■ Work to be completed:
Report every line in the listing that contains the string "have".

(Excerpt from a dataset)
►
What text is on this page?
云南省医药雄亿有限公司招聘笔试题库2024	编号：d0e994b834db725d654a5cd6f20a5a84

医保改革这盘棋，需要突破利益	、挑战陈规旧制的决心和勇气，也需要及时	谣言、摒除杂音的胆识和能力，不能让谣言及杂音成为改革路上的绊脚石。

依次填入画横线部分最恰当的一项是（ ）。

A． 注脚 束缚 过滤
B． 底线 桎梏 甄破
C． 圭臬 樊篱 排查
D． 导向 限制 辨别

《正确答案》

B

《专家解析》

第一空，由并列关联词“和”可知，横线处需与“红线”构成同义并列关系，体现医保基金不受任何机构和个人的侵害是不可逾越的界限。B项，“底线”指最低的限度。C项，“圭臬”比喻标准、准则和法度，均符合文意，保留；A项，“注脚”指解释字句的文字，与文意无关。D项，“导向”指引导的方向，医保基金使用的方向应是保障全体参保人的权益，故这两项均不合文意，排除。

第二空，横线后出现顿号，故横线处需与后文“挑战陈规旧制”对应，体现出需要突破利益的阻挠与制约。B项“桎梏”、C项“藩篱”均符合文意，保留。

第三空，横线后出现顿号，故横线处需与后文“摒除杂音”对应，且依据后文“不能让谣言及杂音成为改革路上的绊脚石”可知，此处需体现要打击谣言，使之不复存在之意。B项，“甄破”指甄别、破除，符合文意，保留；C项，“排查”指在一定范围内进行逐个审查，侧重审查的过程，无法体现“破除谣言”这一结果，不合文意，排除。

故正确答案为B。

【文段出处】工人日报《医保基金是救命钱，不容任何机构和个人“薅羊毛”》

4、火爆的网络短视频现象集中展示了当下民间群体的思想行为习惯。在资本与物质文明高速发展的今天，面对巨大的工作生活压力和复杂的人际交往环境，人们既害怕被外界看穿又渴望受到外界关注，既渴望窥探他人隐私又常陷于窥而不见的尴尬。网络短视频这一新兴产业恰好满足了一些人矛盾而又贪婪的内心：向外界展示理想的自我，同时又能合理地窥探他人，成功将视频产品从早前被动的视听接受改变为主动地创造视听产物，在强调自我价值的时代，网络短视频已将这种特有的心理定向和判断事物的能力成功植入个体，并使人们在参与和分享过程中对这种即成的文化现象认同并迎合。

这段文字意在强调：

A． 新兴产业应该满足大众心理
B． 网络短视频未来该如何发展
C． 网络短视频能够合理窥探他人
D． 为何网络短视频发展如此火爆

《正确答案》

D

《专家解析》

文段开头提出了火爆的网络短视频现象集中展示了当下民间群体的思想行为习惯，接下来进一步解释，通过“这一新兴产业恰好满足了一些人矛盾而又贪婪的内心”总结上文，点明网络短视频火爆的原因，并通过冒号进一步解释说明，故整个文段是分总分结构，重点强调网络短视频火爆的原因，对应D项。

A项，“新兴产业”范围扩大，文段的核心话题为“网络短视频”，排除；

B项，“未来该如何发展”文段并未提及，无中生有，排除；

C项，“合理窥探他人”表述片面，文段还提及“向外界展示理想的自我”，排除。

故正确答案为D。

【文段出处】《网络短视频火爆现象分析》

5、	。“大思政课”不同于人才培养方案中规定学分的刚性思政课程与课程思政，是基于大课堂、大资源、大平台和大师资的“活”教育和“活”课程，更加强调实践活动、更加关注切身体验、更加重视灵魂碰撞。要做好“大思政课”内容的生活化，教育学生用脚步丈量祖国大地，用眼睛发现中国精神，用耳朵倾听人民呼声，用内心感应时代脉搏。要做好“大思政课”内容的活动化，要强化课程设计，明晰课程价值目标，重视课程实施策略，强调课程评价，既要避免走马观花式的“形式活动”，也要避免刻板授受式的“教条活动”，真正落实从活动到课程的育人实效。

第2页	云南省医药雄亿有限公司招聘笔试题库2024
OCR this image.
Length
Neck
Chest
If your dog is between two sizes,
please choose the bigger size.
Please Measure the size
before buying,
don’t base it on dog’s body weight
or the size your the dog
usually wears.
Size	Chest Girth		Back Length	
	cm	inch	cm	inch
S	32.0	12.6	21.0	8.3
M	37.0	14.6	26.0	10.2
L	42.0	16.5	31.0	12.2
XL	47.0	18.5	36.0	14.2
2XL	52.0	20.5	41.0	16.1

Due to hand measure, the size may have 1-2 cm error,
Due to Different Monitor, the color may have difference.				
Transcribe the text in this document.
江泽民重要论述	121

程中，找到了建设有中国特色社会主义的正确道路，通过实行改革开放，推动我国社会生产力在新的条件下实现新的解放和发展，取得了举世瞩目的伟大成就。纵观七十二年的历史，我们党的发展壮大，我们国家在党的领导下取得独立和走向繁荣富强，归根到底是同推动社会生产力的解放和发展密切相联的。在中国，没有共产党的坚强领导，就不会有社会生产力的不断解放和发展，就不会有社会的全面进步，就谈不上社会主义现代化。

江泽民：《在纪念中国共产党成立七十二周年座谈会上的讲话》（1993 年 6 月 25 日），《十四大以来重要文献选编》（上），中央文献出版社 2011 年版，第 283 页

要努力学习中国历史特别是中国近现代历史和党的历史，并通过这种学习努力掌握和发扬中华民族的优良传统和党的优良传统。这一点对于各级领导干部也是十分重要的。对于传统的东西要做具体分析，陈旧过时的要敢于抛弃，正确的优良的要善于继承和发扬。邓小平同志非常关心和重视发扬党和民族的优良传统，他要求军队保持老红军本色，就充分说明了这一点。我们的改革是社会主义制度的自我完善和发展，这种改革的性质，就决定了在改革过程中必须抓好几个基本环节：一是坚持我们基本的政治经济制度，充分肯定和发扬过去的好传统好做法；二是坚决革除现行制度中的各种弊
◄
■ Solution for this problem:
Due to hand measure, the size may have 1-2 cm error,
Due to Different Monitor, the color may have difference.				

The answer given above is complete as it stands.